Excerpt provided:
==================================================
Study of Erlotinib and Chemotherapy for Unresectable or Metastatic Cancer of the Esophagus and Gastric Cardia

Inclusion Criteria:

Metastatic or unresectable adenocarcinoma of the upper gastrointestinal tract that can be measured in at least one dimension according to RECIST criteria by CT or MRI
Gastric adenocarcinomas may be included if the primary tumor arises within 5 cm of the anatomic gastro-esophageal junction (distal esophagus) or from the gastric cardia as indicated by either endoscope or imaging.
Previously untreated with chemotherapeutic agents for unresectable or metastatic disease.
Adjuvant chemotherapy and/or radiotherapy are allowed as long as no oxaliplatin was used in the past 12 months.
ECOG performance status 0 or 1
Age > 18 years old.
Life expectancy greater than 6 months.
Peripheral neuropathy: must be < grade 1
Absolute neutrophil count > 1,500/mm3
Hemoglobin > 9.0 g/dl
Platelet count > 100,000/mm3

Hepatic Function:

Total Bilirubin < or = to 1.5 x ULN
AST and ALT must be < or = to 3.0 x ULN (< or = to 5.0 x ULN if there is liver metastasis).
==================================================
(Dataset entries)
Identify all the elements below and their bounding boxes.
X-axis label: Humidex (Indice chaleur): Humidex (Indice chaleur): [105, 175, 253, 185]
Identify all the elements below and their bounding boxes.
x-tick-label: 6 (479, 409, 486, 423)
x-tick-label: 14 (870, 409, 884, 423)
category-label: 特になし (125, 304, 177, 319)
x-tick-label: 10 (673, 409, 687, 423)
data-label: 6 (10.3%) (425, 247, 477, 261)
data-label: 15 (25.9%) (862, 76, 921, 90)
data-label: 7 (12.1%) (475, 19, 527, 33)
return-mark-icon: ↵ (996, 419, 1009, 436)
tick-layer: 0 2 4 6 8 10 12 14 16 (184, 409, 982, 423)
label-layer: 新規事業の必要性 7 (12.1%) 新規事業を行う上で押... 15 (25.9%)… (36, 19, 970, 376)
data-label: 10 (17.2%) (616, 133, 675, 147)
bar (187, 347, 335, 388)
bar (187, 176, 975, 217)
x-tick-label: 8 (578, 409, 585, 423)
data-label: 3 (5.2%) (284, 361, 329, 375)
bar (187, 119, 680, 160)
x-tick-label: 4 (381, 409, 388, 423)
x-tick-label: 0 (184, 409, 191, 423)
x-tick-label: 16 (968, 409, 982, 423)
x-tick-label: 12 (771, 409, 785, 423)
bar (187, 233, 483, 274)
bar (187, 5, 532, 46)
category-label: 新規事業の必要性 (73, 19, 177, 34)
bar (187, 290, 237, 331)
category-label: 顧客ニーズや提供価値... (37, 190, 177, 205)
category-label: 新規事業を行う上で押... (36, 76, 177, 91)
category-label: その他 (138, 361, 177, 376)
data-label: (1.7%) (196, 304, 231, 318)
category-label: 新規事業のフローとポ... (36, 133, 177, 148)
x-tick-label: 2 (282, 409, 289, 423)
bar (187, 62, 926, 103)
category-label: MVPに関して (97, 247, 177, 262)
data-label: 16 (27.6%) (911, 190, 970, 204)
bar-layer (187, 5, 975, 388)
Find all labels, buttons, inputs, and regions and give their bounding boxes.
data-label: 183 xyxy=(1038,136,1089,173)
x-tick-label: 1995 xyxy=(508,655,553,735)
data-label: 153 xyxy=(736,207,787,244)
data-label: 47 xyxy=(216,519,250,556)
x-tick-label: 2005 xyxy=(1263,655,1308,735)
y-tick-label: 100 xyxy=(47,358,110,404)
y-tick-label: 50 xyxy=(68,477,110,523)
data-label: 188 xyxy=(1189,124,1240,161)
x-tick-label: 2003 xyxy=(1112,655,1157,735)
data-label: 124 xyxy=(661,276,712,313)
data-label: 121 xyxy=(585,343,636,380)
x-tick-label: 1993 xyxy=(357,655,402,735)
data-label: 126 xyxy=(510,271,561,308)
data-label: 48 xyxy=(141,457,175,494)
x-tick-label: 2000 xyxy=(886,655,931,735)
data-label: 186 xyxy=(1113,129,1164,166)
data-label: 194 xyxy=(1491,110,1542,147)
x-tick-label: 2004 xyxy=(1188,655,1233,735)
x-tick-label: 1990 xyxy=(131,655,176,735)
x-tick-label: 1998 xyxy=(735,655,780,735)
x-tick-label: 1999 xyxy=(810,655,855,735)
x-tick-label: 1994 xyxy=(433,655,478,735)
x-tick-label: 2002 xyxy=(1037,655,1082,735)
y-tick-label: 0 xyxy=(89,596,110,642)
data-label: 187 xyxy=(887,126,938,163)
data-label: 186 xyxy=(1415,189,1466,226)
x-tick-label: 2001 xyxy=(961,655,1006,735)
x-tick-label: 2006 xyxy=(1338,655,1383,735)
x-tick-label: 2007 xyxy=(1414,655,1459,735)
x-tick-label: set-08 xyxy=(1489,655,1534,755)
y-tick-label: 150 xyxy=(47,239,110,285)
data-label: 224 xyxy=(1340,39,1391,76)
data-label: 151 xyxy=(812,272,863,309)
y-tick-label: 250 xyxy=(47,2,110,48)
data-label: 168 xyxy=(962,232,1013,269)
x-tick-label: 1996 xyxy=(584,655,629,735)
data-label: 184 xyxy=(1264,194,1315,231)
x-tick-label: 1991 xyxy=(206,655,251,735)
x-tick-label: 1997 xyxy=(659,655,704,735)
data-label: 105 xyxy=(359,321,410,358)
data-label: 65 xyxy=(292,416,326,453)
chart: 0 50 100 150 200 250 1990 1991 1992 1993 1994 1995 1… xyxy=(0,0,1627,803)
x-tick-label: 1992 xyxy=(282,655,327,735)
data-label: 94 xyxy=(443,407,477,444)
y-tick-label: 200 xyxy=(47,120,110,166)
==================================================
Exercises:
(A) In the erlotinib study criteria, how close to the anatomic gastro-esophageal junction must a primary gastric tumor arise for the patient to be included?
(B) Retype the erlotinib study criteria from "Metastatic or unresectable" to "than 6 months." without any changes.

Per-task outputs:
(A) Within 5 cm of the anatomic gastro-esophageal junction.

(B)
Metastatic or unresectable adenocarcinoma of the upper gastrointestinal tract that can be measured in at least one dimension according to RECIST criteria by CT or MRI
Gastric adenocarcinomas may be included if the primary tumor arises within 5 cm of the anatomic gastro-esophageal junction (distal esophagus) or from the gastric cardia as indicated by either endoscope or imaging.
Previously untreated with chemotherapeutic agents for unresectable or metastatic disease.
Adjuvant chemotherapy and/or radiotherapy are allowed as long as no oxaliplatin was used in the past 12 months.
ECOG performance status 0 or 1
Age > 18 years old.
Life expectancy greater than 6 months.